§ **Your objective**:
Reproduce the records below in full and without edits, omitting images.

§ **Data lines**:
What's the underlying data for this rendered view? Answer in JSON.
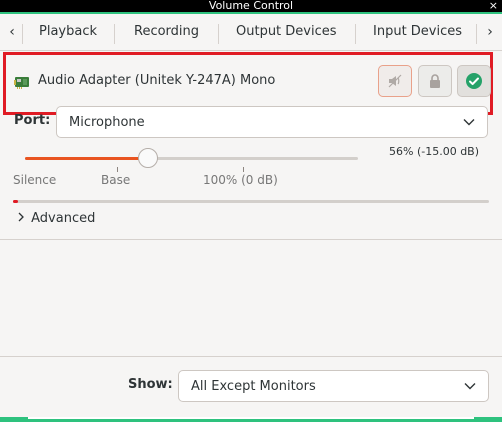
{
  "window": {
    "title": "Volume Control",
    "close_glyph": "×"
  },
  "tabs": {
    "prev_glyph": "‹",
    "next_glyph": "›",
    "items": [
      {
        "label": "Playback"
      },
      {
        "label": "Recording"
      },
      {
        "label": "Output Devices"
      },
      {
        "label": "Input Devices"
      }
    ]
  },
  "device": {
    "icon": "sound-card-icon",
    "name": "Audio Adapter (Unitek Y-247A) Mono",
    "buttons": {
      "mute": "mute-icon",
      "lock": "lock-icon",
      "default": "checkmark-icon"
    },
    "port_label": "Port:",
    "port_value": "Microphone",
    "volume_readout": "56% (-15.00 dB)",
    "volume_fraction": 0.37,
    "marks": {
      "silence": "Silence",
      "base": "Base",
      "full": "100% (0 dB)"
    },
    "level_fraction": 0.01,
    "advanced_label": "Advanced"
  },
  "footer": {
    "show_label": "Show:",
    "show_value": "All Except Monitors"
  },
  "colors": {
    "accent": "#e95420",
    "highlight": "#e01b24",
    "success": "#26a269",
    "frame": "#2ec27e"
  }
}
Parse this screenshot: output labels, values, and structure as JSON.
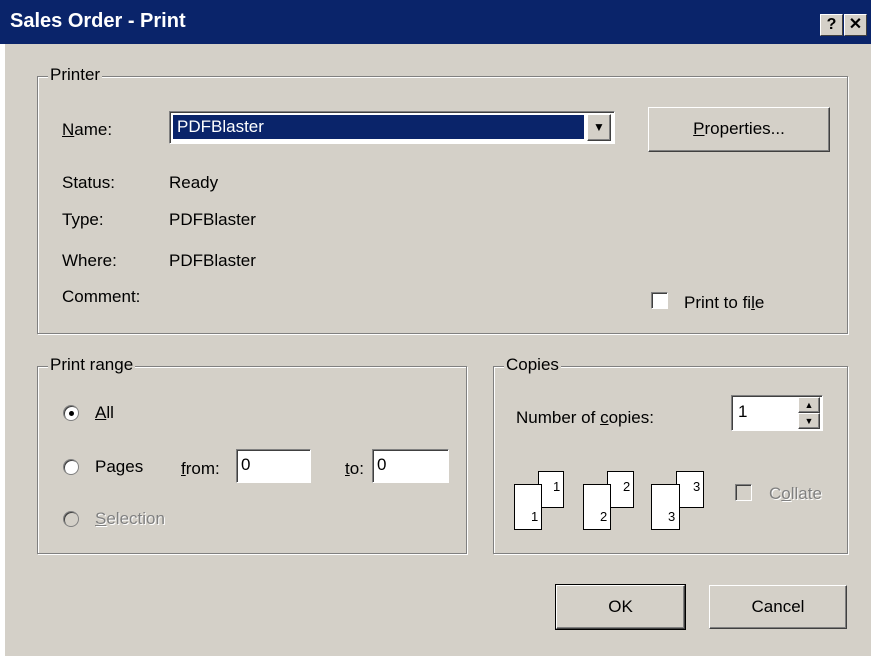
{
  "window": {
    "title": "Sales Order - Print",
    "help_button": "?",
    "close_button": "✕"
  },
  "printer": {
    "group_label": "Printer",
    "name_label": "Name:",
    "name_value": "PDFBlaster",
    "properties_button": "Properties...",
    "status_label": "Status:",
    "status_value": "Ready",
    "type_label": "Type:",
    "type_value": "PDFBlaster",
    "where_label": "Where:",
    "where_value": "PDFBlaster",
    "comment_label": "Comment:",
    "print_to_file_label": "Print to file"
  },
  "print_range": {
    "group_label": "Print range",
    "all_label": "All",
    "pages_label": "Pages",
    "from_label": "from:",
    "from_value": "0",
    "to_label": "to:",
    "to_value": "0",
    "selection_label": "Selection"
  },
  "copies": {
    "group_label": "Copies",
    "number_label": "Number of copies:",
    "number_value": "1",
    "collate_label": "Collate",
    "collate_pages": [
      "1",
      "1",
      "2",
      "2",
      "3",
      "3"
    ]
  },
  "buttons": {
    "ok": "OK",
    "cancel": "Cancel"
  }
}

§ **Exercise solution**:
What's the underlying data for this rendered view? Answer in JSON.
{
  "window": {
    "title": "Volume Control",
    "close_glyph": "×"
  },
  "tabs": {
    "prev_glyph": "‹",
    "next_glyph": "›",
    "items": [
      {
        "label": "Playback"
      },
      {
        "label": "Recording"
      },
      {
        "label": "Output Devices"
      },
      {
        "label": "Input Devices"
      }
    ]
  },
  "device": {
    "icon": "sound-card-icon",
    "name": "Audio Adapter (Unitek Y-247A) Mono",
    "buttons": {
      "mute": "mute-icon",
      "lock": "lock-icon",
      "default": "checkmark-icon"
    },
    "port_label": "Port:",
    "port_value": "Microphone",
    "volume_readout": "56% (-15.00 dB)",
    "volume_fraction": 0.37,
    "marks": {
      "silence": "Silence",
      "base": "Base",
      "full": "100% (0 dB)"
    },
    "level_fraction": 0.01,
    "advanced_label": "Advanced"
  },
  "footer": {
    "show_label": "Show:",
    "show_value": "All Except Monitors"
  },
  "colors": {
    "accent": "#e95420",
    "highlight": "#e01b24",
    "success": "#26a269",
    "frame": "#2ec27e"
  }
}
Parse this screenshot: output labels, values, and structure as JSON.
{
  "window": {
    "title": "Sales Order - Print",
    "help_button": "?",
    "close_button": "✕"
  },
  "printer": {
    "group_label": "Printer",
    "name_label": "Name:",
    "name_value": "PDFBlaster",
    "properties_button": "Properties...",
    "status_label": "Status:",
    "status_value": "Ready",
    "type_label": "Type:",
    "type_value": "PDFBlaster",
    "where_label": "Where:",
    "where_value": "PDFBlaster",
    "comment_label": "Comment:",
    "print_to_file_label": "Print to file"
  },
  "print_range": {
    "group_label": "Print range",
    "all_label": "All",
    "pages_label": "Pages",
    "from_label": "from:",
    "from_value": "0",
    "to_label": "to:",
    "to_value": "0",
    "selection_label": "Selection"
  },
  "copies": {
    "group_label": "Copies",
    "number_label": "Number of copies:",
    "number_value": "1",
    "collate_label": "Collate",
    "collate_pages": [
      "1",
      "1",
      "2",
      "2",
      "3",
      "3"
    ]
  },
  "buttons": {
    "ok": "OK",
    "cancel": "Cancel"
  }
}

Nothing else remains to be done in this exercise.